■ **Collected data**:
»»
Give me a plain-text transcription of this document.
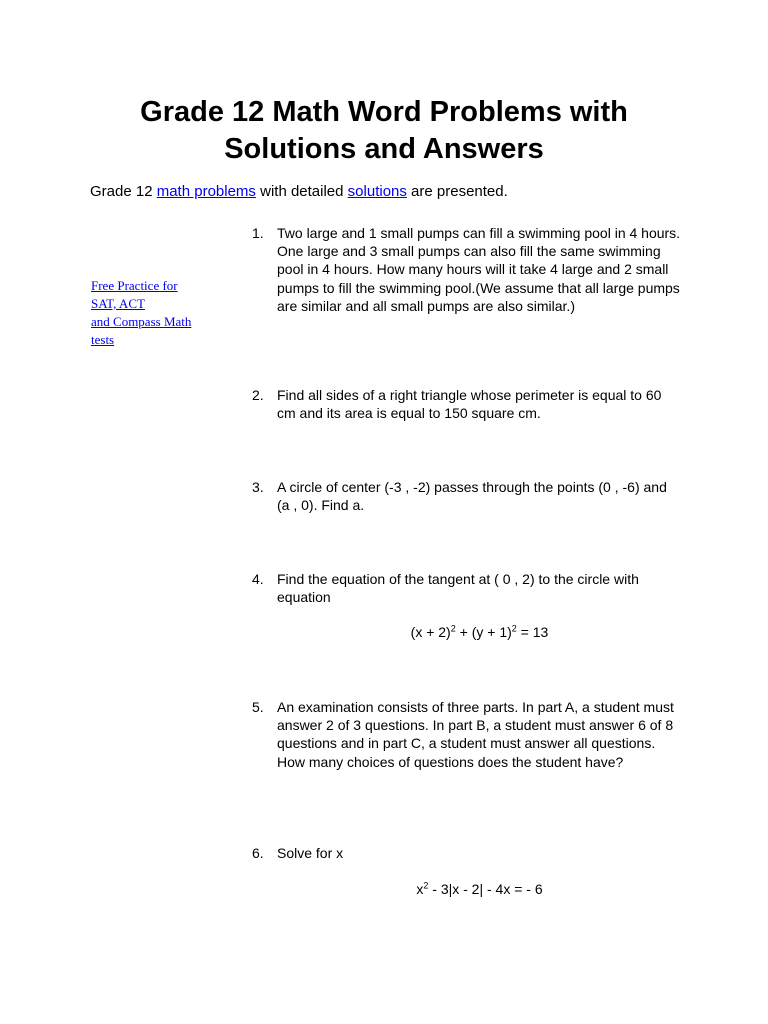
Grade 12 Math Word Problems with
Solutions and Answers

Grade 12 math problems with detailed solutions are presented.

Free Practice for
SAT, ACT
and Compass Math
tests
1. Two large and 1 small pumps can fill a swimming pool in 4 hours. One large and 3 small pumps can also fill the same swimming pool in 4 hours. How many hours will it take 4 large and 2 small pumps to fill the swimming pool.(We assume that all large pumps are similar and all small pumps are also similar.)
2. Find all sides of a right triangle whose perimeter is equal to 60 cm and its area is equal to 150 square cm.
3. A circle of center (-3 , -2) passes through the points (0 , -6) and (a , 0). Find a.
4. Find the equation of the tangent at ( 0 , 2) to the circle with equation
$(x + 2)^2 + (y + 1)^2 = 13$
5. An examination consists of three parts. In part A, a student must answer 2 of 3 questions. In part B, a student must answer 6 of 8 questions and in part C, a student must answer all questions. How many choices of questions does the student have?
6. Solve for x
$x^2 - 3|x - 2| - 4x$ = - 6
««
With the pictures left out, transcribe the material exactly.

■ **Solution to the problem**:
Give me a plain-text transcription of this document.
Grade 12 Math Word Problems with
Solutions and Answers

Grade 12 math problems with detailed solutions are presented.

Free Practice for
SAT, ACT
and Compass Math
tests
1. Two large and 1 small pumps can fill a swimming pool in 4 hours. One large and 3 small pumps can also fill the same swimming pool in 4 hours. How many hours will it take 4 large and 2 small pumps to fill the swimming pool.(We assume that all large pumps are similar and all small pumps are also similar.)
2. Find all sides of a right triangle whose perimeter is equal to 60 cm and its area is equal to 150 square cm.
3. A circle of center (-3 , -2) passes through the points (0 , -6) and (a , 0). Find a.
4. Find the equation of the tangent at ( 0 , 2) to the circle with equation
$(x + 2)^2 + (y + 1)^2 = 13$
5. An examination consists of three parts. In part A, a student must answer 2 of 3 questions. In part B, a student must answer 6 of 8 questions and in part C, a student must answer all questions. How many choices of questions does the student have?
6. Solve for x
$x^2 - 3|x - 2| - 4x$ = - 6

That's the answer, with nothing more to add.